> **To be done**
Filter the listing and keep only the lines with the word "średniego".
►
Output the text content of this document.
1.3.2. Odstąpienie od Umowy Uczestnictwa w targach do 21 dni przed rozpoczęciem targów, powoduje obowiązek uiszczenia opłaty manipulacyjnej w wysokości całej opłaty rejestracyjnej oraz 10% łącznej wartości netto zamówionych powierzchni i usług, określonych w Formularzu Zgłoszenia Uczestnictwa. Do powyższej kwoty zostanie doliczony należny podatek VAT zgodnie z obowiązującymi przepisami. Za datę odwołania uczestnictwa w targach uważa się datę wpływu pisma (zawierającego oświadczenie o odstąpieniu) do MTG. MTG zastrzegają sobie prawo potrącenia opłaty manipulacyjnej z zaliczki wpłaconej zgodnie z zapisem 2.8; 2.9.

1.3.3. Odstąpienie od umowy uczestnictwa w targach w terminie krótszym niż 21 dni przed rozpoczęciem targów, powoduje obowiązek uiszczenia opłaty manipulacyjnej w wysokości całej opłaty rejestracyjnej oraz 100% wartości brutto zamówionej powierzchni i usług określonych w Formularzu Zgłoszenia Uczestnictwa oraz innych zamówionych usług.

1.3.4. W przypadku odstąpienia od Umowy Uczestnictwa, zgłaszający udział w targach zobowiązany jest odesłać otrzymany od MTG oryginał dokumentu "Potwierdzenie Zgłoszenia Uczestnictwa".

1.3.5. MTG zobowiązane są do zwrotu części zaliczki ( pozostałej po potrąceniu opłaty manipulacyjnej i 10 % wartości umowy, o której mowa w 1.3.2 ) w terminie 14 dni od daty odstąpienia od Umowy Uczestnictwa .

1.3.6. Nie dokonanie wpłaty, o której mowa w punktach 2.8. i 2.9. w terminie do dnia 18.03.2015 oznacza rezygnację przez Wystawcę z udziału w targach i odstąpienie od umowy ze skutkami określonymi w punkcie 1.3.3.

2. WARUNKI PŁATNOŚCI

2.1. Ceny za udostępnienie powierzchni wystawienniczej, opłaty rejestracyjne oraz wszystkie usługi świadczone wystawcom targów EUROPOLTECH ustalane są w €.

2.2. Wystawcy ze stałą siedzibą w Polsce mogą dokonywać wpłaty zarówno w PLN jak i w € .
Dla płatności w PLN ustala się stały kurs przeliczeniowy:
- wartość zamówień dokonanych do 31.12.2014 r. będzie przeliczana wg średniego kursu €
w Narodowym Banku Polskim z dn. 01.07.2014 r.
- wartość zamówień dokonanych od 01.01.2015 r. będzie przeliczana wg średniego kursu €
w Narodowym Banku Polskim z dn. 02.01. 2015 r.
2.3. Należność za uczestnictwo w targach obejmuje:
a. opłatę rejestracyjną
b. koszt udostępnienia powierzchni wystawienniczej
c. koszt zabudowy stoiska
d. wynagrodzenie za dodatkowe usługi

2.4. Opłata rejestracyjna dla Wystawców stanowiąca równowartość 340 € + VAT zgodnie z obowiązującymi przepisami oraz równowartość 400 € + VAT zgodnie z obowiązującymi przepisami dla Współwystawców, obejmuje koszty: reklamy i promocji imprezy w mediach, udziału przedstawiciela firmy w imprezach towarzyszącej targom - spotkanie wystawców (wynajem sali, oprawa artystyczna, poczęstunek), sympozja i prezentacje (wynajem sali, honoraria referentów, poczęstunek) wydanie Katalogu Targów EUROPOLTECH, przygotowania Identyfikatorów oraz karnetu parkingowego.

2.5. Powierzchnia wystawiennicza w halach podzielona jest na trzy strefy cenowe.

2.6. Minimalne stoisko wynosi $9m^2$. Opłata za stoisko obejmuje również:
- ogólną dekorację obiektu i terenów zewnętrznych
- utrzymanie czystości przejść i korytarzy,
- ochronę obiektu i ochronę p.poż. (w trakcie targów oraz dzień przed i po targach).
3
◄
> **Task answer**
- wartość zamówień dokonanych do 31.12.2014 r. będzie przeliczana wg średniego kursu €
- wartość zamówień dokonanych od 01.01.2015 r. będzie przeliczana wg średniego kursu €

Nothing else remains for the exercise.